Problem details: Every line that contains the word "structured" should be copied out.

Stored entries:
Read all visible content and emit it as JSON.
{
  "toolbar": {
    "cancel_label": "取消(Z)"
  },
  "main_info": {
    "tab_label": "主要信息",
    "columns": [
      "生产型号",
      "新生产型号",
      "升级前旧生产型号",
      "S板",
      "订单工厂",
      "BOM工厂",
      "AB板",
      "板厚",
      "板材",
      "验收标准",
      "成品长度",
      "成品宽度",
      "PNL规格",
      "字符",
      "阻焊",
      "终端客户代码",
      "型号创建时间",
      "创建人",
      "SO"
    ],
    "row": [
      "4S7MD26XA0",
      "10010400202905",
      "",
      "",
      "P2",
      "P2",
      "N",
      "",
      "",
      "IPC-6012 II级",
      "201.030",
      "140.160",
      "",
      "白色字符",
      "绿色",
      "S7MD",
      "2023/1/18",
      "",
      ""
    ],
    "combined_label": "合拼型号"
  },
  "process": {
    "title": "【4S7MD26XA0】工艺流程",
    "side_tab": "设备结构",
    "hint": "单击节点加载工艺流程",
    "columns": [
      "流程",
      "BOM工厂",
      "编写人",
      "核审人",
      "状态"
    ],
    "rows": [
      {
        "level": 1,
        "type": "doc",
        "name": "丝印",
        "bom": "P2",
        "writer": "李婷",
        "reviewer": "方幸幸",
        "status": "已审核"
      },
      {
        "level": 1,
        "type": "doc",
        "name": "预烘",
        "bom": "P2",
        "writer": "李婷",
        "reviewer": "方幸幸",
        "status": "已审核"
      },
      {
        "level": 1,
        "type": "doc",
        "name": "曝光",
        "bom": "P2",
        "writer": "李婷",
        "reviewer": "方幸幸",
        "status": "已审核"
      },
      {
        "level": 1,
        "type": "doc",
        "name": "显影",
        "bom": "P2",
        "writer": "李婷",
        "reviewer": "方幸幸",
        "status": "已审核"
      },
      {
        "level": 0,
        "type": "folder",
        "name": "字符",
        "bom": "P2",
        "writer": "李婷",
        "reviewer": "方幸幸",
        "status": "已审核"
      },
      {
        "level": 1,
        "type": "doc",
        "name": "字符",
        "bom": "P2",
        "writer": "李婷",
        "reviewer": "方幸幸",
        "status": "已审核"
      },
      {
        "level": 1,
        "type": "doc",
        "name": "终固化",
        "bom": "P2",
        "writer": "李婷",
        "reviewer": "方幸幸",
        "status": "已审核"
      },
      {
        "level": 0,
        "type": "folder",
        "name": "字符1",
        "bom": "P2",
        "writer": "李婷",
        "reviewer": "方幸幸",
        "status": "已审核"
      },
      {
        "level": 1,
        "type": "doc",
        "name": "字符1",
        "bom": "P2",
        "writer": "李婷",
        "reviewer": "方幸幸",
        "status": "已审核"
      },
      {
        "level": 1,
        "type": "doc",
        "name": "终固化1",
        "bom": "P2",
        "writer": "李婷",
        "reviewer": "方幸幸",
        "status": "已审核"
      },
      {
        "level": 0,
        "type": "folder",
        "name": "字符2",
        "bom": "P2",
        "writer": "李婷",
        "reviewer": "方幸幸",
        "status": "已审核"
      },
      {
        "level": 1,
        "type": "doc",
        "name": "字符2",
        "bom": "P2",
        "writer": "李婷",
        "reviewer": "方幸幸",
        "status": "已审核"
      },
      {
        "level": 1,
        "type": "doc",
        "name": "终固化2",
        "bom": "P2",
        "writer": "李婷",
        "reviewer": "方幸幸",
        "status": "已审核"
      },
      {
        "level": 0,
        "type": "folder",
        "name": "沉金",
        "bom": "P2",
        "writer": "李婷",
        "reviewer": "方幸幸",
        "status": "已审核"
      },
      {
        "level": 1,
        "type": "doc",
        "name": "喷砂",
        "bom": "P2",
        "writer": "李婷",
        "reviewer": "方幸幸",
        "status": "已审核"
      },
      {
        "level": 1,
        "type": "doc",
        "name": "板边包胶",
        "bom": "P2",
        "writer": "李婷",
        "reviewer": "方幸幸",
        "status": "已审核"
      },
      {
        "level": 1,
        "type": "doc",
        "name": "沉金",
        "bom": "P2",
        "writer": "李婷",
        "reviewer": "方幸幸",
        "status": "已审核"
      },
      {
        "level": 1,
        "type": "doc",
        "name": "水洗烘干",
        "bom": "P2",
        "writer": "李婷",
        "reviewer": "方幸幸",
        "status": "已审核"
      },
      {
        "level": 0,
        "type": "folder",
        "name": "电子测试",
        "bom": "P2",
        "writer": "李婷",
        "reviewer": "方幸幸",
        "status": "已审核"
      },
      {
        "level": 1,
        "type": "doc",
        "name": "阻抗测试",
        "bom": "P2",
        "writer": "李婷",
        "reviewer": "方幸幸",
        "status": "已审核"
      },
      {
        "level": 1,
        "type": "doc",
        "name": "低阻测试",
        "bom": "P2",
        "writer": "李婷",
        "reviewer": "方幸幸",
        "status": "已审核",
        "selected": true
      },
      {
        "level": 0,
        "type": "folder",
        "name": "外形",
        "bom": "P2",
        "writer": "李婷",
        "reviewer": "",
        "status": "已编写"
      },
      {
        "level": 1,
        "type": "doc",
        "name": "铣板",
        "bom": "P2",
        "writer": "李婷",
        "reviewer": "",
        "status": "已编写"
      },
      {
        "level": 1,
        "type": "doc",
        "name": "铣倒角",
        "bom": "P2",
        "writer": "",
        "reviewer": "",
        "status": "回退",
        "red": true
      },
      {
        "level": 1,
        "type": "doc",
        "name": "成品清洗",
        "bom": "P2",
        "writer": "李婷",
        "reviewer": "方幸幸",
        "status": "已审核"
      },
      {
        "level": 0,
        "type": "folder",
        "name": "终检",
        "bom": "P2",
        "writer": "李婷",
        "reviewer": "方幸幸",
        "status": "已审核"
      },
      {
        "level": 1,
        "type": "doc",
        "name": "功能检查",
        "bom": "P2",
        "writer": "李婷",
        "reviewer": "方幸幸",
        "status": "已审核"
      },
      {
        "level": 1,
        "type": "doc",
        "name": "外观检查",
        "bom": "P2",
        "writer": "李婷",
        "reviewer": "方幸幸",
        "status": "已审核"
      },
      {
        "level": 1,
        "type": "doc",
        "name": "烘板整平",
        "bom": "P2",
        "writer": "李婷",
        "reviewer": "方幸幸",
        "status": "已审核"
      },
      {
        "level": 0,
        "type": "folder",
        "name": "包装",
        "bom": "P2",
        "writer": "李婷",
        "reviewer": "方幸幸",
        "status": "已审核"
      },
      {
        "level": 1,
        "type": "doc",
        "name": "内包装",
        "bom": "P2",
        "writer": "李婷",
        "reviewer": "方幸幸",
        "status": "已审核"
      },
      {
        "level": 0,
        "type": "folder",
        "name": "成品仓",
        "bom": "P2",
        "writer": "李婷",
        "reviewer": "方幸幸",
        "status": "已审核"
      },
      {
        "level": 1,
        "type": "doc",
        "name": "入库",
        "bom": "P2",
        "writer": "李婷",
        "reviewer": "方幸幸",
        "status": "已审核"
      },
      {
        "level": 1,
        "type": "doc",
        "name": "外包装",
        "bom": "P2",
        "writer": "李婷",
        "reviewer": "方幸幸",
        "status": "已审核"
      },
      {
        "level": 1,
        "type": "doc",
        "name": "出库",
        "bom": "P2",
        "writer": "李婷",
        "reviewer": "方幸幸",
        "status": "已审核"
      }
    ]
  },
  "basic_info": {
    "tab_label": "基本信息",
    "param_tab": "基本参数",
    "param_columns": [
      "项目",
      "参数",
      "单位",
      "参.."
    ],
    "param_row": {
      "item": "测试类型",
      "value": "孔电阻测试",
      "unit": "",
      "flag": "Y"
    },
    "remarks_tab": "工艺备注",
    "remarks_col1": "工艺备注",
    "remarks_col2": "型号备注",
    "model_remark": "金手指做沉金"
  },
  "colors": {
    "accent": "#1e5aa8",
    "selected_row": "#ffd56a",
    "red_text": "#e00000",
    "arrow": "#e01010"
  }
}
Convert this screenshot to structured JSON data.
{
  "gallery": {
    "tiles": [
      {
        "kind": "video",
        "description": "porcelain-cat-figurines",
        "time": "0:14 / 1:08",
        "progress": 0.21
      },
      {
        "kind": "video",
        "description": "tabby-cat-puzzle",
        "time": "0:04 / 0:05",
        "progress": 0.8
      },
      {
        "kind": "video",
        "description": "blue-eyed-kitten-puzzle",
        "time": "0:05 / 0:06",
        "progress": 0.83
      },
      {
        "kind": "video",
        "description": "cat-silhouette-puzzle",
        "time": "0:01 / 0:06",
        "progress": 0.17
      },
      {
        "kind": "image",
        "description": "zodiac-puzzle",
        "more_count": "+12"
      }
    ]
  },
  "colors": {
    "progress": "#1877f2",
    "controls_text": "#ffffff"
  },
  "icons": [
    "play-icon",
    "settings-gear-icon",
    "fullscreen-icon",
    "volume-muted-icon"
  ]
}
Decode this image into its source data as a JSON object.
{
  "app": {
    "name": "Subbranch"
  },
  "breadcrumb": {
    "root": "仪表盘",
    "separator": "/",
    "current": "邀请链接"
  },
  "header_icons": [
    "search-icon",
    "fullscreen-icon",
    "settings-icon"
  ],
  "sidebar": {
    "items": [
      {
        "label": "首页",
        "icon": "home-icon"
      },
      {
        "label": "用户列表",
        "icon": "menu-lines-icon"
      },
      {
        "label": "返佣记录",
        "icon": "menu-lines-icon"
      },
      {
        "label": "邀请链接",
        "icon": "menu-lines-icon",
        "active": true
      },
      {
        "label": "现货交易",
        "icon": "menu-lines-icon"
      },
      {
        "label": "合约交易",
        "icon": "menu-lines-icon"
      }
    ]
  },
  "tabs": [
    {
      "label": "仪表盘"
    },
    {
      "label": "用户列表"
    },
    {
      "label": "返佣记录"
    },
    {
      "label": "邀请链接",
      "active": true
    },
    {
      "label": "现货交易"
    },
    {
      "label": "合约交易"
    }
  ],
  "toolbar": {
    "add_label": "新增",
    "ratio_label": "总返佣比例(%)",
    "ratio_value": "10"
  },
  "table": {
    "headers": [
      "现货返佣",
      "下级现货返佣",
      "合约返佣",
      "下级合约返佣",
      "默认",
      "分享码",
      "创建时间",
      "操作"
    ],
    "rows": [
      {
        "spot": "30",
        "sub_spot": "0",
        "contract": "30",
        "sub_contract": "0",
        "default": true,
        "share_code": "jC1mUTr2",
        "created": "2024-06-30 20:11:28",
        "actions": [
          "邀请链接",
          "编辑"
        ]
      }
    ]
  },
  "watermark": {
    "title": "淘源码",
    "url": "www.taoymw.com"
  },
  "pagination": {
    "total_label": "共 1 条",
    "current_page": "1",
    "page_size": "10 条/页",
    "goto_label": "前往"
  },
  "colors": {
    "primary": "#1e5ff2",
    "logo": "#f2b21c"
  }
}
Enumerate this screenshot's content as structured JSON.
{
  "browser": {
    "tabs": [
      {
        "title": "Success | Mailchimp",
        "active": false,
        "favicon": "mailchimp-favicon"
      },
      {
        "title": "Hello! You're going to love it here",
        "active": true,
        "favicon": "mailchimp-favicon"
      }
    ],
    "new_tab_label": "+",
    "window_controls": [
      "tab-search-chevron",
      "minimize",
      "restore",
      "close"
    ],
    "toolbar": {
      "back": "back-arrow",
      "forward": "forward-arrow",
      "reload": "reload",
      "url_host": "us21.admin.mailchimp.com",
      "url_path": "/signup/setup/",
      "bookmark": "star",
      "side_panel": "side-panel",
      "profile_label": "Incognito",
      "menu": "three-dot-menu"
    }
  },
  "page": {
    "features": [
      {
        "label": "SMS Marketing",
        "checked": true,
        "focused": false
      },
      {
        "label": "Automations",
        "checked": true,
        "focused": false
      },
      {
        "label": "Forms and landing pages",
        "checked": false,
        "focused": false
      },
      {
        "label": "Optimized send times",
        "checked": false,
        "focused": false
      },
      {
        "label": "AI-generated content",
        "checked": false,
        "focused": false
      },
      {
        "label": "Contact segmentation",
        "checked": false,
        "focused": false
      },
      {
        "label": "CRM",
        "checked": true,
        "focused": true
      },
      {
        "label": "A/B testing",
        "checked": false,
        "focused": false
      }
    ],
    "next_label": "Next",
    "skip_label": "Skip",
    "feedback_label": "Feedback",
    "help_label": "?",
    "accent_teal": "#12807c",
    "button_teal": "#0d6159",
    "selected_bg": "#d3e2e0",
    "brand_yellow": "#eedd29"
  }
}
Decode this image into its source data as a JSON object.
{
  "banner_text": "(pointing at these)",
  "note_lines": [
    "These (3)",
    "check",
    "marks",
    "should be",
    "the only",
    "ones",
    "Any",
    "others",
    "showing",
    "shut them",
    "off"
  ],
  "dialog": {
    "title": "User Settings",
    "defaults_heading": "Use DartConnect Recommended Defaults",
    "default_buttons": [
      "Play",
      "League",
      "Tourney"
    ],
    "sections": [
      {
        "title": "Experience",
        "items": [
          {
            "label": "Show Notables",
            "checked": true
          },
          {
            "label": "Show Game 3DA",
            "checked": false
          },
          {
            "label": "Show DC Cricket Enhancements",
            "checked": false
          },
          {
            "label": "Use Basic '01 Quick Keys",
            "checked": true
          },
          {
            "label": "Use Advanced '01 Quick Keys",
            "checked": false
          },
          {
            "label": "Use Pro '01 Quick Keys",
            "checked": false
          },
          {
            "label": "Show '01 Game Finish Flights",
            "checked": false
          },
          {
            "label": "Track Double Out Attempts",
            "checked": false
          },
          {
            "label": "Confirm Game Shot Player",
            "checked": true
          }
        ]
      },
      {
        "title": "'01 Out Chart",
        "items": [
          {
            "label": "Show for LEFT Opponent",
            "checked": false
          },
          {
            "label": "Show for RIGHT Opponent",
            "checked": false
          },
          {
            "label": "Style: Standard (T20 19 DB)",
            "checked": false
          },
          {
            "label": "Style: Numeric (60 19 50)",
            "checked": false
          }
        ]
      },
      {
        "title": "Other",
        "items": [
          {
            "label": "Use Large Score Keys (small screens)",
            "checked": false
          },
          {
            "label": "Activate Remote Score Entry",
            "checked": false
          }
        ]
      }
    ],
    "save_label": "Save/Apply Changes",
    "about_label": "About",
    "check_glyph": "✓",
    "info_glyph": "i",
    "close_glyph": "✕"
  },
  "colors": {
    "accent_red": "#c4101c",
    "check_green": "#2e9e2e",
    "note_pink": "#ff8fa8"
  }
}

Expected answer:
Convert this screenshot to structured JSON data.
Enumerate this screenshot's content as structured JSON.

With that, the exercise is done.